▸ **To be done**
Give the number of lines that include the word "trigger", nothing more.
========
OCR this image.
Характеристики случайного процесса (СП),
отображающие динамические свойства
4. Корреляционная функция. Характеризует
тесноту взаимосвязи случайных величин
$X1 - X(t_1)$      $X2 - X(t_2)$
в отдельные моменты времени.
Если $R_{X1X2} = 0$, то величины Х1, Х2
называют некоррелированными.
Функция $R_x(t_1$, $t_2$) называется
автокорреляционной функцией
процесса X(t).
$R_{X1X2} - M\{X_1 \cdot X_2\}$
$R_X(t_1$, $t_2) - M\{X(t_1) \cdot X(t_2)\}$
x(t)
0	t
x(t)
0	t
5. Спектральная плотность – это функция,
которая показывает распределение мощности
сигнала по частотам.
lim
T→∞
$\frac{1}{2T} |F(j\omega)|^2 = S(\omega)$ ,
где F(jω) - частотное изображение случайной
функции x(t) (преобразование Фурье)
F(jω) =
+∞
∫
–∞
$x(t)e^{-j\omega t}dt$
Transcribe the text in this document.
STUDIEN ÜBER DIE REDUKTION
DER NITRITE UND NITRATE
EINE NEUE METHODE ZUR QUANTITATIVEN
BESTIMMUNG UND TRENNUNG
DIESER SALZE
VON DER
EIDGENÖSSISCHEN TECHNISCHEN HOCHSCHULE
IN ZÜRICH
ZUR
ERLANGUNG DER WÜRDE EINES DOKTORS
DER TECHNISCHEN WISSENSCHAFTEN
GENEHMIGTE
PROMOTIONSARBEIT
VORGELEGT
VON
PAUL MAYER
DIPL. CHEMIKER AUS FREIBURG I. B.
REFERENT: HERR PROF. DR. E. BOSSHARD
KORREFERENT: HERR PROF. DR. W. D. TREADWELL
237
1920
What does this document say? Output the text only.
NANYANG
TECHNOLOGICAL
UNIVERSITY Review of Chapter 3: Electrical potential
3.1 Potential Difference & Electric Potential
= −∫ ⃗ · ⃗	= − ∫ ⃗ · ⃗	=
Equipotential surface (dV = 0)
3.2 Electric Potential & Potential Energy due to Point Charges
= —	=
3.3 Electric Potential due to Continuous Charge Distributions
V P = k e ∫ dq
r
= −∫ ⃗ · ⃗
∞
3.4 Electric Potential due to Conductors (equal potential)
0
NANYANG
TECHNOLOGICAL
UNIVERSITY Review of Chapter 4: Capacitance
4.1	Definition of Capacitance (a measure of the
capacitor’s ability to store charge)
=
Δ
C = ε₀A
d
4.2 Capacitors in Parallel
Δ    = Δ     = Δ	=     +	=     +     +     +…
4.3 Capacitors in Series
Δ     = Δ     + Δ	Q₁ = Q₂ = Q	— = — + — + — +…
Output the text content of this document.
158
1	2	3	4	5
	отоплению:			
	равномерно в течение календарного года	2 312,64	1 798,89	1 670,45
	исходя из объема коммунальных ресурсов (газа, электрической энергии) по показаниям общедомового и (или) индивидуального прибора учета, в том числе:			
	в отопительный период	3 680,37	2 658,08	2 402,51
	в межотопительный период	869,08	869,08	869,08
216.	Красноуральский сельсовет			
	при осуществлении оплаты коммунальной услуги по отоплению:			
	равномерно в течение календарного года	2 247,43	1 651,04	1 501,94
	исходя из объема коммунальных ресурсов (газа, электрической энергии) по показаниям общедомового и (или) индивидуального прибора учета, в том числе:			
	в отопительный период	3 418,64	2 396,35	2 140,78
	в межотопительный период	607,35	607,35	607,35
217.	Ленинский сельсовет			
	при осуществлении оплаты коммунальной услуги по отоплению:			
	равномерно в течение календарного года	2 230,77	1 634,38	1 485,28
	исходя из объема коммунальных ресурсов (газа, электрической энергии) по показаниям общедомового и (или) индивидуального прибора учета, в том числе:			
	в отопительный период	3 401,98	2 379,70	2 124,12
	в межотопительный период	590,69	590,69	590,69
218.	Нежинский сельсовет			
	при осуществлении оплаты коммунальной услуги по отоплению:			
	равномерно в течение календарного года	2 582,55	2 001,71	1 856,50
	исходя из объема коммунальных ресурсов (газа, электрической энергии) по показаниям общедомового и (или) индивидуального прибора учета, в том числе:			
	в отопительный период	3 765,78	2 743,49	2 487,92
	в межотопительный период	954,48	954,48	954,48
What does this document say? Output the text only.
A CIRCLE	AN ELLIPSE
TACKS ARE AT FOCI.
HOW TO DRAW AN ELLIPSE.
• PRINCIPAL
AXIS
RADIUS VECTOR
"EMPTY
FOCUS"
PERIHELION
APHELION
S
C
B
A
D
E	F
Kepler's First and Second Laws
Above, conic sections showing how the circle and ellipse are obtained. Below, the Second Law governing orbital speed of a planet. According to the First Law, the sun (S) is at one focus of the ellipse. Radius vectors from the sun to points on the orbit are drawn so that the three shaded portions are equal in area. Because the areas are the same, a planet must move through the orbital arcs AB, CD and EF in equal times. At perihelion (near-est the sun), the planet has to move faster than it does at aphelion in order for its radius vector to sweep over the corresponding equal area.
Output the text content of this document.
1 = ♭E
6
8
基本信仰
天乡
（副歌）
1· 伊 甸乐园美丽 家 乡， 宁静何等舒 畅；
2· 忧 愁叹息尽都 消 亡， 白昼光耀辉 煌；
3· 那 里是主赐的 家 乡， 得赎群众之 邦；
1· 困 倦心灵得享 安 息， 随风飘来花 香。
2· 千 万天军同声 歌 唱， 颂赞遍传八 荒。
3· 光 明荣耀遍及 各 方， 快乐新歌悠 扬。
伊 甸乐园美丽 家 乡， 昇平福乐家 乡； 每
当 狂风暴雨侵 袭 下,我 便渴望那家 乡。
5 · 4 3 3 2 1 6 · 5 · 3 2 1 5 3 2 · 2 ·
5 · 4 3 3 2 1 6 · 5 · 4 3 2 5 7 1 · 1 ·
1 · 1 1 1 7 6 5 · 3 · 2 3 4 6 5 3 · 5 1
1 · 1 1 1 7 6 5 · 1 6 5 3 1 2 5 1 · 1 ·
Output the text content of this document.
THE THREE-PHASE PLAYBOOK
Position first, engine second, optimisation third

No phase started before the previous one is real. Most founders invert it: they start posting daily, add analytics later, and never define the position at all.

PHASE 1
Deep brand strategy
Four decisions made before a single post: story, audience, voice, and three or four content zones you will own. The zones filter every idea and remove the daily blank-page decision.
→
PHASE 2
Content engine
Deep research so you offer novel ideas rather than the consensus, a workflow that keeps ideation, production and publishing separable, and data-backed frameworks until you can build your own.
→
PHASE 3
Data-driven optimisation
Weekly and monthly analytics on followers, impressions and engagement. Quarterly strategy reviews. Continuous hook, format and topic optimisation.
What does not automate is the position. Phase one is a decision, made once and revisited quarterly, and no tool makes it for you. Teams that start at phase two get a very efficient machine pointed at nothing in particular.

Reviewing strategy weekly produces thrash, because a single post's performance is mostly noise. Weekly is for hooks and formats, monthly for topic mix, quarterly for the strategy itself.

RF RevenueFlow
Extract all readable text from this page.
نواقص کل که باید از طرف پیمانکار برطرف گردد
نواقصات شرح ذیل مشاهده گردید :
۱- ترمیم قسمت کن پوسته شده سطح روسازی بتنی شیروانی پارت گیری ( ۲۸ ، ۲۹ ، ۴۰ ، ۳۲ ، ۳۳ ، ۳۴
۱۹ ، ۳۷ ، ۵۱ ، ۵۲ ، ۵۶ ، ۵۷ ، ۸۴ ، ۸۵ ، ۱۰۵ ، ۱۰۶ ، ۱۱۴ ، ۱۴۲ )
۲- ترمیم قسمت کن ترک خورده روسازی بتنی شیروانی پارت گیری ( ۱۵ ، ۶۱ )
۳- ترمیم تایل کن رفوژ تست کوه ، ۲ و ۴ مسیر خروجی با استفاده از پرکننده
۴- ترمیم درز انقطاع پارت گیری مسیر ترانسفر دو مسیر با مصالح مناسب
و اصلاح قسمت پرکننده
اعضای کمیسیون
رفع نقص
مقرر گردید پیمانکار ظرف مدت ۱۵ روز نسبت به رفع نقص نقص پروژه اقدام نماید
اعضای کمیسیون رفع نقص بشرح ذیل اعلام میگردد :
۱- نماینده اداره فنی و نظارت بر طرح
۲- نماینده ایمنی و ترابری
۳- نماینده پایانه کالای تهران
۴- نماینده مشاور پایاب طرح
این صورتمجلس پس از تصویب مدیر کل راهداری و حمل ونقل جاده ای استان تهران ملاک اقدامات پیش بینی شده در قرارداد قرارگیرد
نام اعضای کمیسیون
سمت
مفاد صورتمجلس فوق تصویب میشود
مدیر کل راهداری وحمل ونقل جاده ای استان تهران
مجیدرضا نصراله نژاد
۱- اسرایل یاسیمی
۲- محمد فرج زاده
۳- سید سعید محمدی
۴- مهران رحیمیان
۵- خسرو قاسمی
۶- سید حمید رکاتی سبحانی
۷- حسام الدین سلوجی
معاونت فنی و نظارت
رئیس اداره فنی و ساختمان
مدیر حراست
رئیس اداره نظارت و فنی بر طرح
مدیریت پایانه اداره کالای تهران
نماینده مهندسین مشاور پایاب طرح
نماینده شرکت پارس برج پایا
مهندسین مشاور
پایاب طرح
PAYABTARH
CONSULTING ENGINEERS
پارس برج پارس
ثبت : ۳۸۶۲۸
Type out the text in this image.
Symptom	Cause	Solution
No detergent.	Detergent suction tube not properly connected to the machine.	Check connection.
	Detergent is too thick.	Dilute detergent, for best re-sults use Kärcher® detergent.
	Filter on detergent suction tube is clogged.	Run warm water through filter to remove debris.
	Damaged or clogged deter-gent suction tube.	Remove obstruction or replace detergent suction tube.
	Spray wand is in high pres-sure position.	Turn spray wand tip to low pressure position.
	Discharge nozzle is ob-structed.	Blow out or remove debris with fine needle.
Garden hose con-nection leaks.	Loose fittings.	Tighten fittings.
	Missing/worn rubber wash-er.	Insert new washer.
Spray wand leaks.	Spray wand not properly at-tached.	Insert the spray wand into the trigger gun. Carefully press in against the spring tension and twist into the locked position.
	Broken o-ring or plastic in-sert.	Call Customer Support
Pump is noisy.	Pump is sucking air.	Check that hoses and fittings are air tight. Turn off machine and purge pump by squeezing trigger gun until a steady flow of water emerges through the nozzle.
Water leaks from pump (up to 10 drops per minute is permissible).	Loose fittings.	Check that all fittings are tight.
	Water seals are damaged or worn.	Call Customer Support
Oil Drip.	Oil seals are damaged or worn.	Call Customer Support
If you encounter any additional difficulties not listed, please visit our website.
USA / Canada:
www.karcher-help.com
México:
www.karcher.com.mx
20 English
========
▸ **Full answer**
2